MATERIAL PROVIDED
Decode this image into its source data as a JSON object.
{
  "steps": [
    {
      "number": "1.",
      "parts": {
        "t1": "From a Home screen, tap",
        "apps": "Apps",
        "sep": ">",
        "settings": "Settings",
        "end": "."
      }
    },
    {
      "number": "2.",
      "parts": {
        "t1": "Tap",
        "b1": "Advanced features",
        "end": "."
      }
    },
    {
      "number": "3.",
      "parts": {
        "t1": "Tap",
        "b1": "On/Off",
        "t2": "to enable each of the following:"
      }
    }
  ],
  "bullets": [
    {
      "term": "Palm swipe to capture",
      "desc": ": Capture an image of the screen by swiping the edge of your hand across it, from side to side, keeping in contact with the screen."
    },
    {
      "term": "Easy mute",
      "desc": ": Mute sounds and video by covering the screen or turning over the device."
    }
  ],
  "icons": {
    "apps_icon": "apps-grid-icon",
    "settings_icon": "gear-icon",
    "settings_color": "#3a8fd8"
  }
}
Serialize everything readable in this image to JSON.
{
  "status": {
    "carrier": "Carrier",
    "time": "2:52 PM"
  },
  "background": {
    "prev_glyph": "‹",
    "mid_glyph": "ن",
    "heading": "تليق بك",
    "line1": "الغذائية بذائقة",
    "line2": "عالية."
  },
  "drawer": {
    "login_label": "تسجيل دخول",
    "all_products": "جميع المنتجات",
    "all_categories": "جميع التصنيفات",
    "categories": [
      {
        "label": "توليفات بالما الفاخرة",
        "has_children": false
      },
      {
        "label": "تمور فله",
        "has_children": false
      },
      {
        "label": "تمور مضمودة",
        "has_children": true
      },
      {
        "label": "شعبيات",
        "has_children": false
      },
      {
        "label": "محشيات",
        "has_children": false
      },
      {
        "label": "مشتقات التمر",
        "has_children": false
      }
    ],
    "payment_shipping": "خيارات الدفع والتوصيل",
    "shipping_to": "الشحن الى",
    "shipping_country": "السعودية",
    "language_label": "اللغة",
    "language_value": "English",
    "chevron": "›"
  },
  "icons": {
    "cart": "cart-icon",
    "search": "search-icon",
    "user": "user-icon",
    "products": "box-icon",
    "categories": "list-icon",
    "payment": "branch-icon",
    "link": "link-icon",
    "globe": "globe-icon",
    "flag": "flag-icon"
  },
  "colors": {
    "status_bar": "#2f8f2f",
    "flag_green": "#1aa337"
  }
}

YOUR TASK
From the entries above, list each line with "JSON" in it.

ANSWER TO THE PROBLEM
Decode this image into its source data as a JSON object.
Serialize everything readable in this image to JSON.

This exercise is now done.